ENTRIES:
━━━━━━

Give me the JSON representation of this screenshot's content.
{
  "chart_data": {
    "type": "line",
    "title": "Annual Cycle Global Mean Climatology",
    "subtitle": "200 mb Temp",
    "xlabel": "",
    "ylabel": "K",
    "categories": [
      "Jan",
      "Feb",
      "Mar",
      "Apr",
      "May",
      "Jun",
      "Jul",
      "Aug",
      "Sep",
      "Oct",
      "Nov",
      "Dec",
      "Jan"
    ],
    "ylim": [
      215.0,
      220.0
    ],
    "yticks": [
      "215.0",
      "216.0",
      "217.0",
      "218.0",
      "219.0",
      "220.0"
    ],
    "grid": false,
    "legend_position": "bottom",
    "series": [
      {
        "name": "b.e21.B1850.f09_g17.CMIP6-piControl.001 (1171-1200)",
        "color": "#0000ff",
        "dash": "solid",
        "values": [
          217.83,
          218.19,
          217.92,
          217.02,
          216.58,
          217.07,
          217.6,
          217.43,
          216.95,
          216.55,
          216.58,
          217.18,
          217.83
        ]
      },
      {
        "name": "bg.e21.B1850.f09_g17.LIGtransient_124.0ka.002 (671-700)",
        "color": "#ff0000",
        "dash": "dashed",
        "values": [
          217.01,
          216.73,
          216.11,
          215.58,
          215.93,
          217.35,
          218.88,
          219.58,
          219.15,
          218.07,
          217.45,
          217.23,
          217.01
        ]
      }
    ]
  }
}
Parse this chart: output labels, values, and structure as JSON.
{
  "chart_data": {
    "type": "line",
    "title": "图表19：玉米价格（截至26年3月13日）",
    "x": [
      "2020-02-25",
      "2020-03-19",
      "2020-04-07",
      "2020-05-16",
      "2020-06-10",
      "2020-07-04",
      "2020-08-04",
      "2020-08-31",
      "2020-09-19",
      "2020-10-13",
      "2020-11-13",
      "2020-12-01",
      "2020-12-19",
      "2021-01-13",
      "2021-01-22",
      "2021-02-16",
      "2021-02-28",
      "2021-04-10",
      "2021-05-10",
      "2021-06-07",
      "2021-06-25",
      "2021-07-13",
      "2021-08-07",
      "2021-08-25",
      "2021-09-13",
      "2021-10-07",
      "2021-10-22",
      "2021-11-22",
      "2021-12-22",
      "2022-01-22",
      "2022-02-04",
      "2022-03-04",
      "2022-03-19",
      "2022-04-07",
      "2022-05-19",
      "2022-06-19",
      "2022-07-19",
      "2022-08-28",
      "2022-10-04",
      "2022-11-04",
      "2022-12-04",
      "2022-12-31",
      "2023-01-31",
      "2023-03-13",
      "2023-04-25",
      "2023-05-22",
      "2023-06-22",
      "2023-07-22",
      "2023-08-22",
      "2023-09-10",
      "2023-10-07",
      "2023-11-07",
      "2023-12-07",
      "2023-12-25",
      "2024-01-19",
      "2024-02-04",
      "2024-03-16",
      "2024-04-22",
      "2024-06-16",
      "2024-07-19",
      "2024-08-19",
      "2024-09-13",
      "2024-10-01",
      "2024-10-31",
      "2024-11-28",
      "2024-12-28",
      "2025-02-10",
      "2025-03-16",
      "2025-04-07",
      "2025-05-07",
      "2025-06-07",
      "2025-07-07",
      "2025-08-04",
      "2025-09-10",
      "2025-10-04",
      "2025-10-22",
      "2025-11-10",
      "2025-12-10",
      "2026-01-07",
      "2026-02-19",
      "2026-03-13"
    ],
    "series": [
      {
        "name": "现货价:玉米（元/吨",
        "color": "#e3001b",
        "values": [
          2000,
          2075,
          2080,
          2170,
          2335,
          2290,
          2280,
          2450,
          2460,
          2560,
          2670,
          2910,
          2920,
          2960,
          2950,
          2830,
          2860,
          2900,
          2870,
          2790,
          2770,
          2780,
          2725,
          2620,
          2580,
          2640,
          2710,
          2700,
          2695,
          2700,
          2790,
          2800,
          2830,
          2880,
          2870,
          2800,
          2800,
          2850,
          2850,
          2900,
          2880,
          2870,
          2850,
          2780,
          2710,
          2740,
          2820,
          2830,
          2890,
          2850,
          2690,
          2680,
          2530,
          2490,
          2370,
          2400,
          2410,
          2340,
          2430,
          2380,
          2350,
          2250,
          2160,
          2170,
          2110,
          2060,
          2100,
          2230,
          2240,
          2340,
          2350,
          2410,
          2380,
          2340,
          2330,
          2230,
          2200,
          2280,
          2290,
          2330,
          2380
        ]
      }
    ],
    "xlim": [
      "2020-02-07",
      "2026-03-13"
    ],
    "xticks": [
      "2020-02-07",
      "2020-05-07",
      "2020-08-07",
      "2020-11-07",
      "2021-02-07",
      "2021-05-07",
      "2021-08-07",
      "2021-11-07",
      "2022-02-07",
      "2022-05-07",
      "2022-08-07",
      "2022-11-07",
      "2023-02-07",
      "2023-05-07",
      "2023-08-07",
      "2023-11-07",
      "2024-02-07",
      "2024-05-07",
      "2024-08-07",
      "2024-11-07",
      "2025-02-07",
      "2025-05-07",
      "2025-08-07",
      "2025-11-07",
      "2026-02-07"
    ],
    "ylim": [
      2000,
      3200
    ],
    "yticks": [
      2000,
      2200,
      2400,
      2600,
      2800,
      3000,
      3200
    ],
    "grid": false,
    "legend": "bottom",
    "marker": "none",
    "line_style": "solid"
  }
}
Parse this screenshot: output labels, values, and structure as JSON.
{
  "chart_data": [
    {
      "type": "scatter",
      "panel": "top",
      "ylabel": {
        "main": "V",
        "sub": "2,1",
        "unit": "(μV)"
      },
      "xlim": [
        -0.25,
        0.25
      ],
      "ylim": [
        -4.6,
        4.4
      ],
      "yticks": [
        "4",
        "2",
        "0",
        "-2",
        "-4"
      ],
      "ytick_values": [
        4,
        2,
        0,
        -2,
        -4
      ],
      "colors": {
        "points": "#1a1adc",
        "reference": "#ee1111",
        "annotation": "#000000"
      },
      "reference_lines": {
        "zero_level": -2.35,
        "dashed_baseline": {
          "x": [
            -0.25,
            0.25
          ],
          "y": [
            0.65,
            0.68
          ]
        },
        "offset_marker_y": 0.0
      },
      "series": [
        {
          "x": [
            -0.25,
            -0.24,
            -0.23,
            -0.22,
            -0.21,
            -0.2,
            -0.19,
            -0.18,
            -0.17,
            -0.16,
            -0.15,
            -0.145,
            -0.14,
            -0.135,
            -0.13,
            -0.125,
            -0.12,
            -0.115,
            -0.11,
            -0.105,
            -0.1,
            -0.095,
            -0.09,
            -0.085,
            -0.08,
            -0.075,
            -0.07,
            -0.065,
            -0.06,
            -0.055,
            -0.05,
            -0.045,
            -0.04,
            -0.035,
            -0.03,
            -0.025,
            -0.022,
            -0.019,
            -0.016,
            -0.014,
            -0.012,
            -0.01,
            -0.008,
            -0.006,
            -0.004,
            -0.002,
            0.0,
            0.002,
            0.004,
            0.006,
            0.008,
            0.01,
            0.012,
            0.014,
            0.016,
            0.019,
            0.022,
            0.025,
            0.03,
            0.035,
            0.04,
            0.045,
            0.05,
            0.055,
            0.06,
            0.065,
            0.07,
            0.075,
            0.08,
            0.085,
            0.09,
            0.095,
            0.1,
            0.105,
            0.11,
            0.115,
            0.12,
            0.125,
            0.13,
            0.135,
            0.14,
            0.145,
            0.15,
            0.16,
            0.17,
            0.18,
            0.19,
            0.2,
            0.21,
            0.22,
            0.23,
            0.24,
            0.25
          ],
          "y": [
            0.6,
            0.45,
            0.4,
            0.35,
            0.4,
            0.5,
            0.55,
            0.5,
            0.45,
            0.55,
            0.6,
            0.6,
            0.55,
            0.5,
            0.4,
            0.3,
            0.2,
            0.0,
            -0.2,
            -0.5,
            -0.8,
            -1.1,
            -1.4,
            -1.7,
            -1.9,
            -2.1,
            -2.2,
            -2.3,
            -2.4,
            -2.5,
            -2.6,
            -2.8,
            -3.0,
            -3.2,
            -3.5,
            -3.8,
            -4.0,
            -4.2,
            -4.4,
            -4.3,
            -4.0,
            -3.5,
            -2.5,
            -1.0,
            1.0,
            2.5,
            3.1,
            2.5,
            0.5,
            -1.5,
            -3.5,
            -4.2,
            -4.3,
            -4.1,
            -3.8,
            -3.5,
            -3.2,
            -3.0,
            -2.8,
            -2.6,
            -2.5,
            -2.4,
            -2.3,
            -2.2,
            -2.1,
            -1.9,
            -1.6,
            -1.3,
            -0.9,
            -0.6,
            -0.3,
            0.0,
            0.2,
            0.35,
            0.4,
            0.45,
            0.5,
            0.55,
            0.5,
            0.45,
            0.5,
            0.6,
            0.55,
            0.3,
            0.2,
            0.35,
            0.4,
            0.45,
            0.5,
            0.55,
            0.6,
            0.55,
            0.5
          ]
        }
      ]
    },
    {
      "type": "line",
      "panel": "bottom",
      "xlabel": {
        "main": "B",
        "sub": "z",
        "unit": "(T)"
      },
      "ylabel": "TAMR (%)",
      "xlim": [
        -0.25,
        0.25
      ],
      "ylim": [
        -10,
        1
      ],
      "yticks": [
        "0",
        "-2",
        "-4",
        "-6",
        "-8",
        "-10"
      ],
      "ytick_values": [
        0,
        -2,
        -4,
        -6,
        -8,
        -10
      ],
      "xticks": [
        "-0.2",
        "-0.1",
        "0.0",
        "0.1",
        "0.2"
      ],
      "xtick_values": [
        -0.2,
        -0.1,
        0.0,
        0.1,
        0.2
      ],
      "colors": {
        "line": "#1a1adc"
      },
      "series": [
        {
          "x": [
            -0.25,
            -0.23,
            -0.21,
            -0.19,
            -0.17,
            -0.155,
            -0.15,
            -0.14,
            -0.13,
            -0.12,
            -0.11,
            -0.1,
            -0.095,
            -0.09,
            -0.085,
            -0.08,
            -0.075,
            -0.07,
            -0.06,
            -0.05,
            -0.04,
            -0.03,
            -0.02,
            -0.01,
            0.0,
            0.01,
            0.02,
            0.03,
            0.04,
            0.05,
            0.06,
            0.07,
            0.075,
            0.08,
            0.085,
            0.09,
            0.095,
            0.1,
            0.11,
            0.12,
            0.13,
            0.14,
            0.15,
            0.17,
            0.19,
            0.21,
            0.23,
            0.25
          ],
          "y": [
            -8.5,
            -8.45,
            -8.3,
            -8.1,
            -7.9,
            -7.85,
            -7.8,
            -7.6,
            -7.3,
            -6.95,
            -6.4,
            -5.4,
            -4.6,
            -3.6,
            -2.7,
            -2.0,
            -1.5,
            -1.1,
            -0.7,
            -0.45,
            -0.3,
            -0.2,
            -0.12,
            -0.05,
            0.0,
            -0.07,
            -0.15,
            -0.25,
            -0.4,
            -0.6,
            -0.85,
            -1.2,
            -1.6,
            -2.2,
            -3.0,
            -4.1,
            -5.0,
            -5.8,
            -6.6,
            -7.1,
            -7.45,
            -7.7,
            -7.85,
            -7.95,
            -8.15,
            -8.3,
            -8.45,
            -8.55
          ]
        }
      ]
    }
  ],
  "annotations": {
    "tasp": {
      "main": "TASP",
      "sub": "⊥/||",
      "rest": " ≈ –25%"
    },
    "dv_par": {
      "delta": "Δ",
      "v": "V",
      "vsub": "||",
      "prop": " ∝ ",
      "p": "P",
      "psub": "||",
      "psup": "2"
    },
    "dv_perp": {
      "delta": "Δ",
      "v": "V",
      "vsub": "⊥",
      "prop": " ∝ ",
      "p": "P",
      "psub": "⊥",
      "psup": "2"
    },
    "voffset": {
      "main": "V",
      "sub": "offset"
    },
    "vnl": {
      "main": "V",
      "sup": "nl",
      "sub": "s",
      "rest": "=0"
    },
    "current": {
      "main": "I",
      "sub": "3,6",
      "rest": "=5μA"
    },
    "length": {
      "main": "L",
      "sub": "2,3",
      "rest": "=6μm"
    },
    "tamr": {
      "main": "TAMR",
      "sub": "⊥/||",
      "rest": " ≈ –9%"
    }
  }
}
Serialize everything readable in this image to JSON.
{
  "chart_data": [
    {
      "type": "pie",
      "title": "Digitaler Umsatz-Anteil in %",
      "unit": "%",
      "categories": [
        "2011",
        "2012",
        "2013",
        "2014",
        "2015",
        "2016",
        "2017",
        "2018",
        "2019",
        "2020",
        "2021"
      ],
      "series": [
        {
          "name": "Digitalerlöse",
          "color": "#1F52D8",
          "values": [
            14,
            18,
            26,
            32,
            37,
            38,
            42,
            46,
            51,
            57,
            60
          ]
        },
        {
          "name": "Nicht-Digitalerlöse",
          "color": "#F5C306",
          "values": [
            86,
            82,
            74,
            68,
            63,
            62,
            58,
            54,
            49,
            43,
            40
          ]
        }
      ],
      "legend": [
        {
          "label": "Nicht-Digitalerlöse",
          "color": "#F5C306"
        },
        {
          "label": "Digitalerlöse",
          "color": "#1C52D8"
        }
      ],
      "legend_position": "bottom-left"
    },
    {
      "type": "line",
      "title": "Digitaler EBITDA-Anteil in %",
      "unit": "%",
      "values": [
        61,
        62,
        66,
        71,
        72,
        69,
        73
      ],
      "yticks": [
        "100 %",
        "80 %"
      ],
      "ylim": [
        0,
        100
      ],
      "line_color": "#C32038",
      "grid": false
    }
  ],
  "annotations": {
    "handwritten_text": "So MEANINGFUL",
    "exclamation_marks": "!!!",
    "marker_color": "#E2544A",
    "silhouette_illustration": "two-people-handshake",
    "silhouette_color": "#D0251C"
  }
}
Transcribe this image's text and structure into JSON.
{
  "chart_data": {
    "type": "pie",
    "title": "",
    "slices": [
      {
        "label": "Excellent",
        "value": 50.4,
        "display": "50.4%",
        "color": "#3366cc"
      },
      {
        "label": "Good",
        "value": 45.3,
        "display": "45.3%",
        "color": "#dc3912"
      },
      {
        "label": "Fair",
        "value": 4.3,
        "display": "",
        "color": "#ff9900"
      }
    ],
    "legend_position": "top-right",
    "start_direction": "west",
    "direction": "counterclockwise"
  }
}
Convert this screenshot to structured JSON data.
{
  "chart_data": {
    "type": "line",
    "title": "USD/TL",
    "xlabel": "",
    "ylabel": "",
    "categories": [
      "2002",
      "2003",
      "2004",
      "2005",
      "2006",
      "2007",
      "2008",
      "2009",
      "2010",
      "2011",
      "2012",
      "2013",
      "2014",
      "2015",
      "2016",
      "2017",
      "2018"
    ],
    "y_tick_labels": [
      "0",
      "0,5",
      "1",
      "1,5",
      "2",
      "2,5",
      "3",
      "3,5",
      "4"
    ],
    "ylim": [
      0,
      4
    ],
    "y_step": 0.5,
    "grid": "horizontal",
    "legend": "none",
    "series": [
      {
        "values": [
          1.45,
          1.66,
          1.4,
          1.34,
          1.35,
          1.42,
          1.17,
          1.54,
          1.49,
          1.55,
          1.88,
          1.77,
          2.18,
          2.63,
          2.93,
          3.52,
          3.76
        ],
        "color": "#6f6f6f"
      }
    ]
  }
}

━━━━━━

The string "Anteil" may appear in lines of the listing above; tally those lines and give the number only.

2